### [Problem details]
Your task is to copy every line of the entries that contains "Ambassador".

### [Data entries]
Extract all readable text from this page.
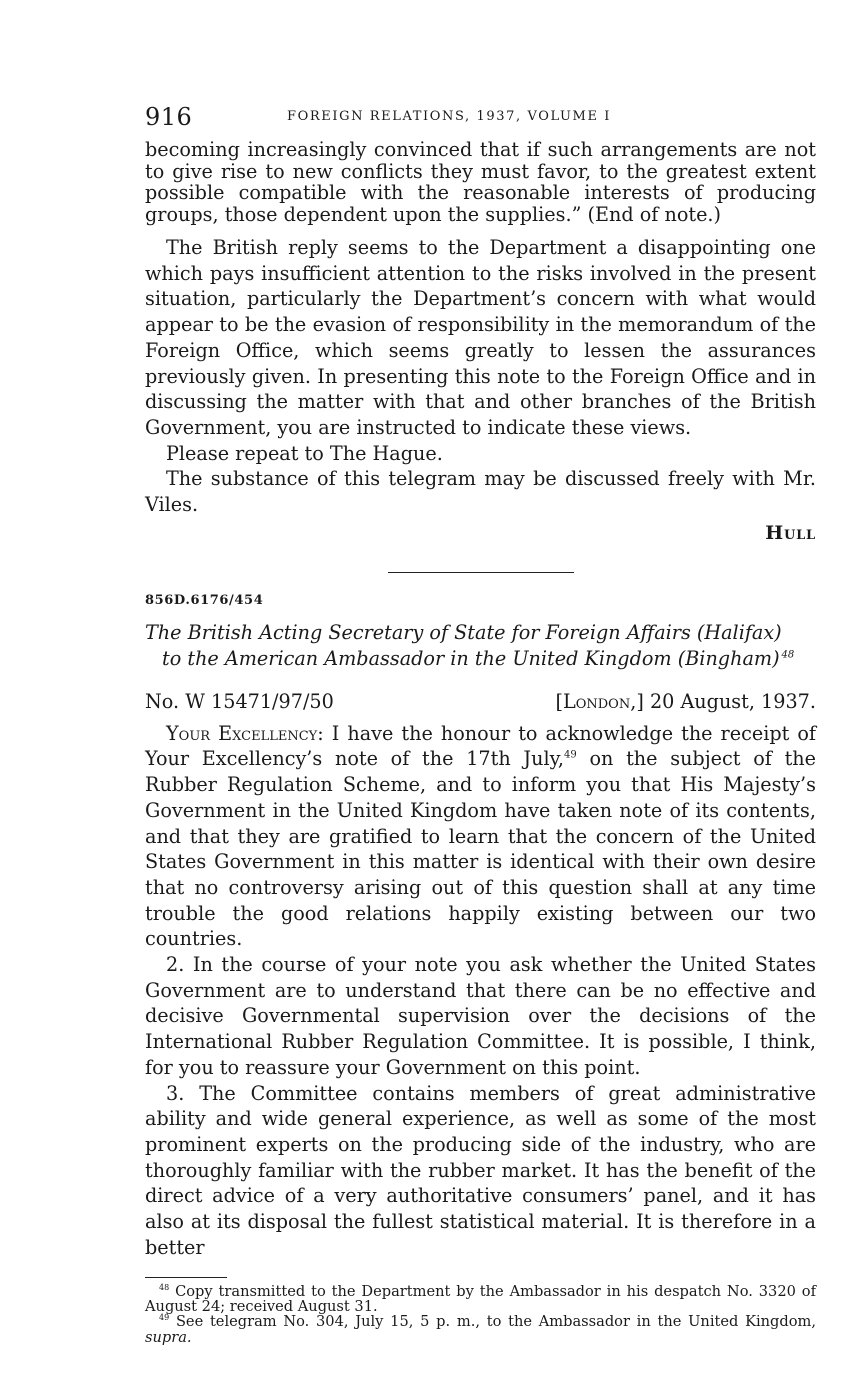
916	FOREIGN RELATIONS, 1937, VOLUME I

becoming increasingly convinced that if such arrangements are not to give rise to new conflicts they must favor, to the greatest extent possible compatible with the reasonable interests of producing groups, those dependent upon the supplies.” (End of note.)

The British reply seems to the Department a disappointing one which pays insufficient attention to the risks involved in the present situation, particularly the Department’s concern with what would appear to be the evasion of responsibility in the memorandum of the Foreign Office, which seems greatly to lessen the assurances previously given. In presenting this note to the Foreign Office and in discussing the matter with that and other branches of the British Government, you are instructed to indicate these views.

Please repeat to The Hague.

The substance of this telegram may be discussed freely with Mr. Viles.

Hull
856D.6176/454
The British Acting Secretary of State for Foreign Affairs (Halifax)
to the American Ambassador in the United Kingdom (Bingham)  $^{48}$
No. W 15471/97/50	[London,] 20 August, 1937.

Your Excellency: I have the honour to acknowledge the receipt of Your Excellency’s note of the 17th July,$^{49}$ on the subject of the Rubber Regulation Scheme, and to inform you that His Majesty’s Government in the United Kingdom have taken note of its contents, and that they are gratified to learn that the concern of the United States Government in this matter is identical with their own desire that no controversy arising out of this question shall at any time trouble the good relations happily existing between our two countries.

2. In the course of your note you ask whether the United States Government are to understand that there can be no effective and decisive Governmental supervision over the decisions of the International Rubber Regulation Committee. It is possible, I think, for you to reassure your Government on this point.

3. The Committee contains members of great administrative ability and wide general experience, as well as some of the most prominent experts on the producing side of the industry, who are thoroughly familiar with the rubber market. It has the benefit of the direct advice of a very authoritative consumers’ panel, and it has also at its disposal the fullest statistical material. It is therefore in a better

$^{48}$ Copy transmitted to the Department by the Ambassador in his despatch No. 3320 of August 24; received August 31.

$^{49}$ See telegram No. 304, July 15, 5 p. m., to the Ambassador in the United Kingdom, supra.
==
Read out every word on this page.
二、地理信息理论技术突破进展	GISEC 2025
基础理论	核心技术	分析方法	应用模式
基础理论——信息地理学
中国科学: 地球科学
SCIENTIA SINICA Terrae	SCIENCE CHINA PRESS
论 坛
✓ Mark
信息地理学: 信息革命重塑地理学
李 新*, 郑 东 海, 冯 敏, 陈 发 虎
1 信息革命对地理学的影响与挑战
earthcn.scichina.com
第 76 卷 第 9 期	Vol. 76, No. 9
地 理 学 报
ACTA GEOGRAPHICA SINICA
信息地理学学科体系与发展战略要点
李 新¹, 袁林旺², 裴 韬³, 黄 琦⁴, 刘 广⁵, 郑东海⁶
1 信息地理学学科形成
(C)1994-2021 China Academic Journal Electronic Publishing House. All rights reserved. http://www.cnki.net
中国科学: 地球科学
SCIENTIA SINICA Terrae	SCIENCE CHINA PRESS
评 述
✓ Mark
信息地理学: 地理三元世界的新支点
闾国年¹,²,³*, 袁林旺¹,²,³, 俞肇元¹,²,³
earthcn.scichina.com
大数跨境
* * *
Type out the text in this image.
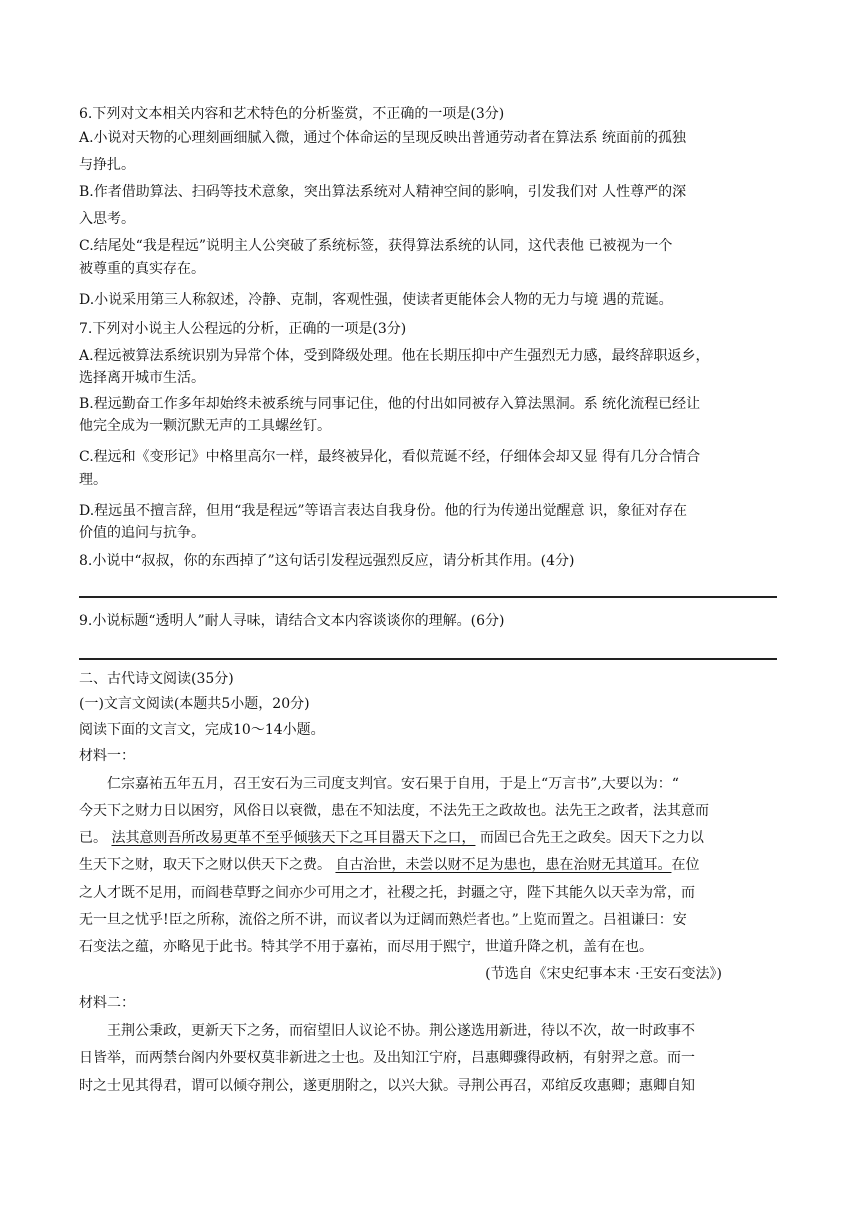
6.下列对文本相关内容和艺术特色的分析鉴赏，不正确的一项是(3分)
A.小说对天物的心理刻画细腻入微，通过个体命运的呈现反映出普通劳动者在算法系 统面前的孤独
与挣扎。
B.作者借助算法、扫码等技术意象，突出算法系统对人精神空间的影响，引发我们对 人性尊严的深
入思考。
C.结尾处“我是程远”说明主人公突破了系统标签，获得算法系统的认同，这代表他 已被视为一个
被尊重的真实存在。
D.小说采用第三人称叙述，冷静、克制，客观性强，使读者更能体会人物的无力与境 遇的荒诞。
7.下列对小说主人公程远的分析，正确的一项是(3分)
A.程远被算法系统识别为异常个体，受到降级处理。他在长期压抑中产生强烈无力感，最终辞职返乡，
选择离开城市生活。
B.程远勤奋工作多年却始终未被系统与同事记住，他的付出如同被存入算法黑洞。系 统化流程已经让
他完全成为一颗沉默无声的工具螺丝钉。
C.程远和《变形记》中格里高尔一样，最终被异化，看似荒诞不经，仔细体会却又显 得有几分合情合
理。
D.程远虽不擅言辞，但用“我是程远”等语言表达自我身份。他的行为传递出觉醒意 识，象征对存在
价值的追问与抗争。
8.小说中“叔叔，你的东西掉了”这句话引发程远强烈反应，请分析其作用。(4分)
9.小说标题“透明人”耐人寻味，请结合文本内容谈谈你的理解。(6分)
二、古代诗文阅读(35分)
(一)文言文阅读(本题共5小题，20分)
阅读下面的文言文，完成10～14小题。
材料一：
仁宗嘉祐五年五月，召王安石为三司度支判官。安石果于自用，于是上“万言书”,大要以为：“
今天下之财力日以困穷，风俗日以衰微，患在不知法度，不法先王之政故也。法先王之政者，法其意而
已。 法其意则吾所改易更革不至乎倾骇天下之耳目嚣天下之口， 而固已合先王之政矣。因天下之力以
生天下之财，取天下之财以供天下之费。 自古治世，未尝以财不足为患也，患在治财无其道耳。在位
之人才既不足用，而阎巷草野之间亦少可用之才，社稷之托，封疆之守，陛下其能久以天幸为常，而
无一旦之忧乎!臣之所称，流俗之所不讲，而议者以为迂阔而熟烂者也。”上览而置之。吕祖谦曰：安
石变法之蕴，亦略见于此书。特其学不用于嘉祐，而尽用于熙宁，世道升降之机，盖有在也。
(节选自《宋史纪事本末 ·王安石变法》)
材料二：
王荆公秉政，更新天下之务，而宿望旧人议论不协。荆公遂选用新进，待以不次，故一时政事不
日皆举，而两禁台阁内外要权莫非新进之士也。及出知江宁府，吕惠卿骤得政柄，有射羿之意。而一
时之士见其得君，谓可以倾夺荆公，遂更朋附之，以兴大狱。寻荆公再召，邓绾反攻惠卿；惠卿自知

### [Answer below]
to the American Ambassador in the United Kingdom (Bingham)  $^{48}$
$^{48}$ Copy transmitted to the Department by the Ambassador in his despatch No. 3320 of August 24; received August 31.
$^{49}$ See telegram No. 304, July 15, 5 p. m., to the Ambassador in the United Kingdom, supra.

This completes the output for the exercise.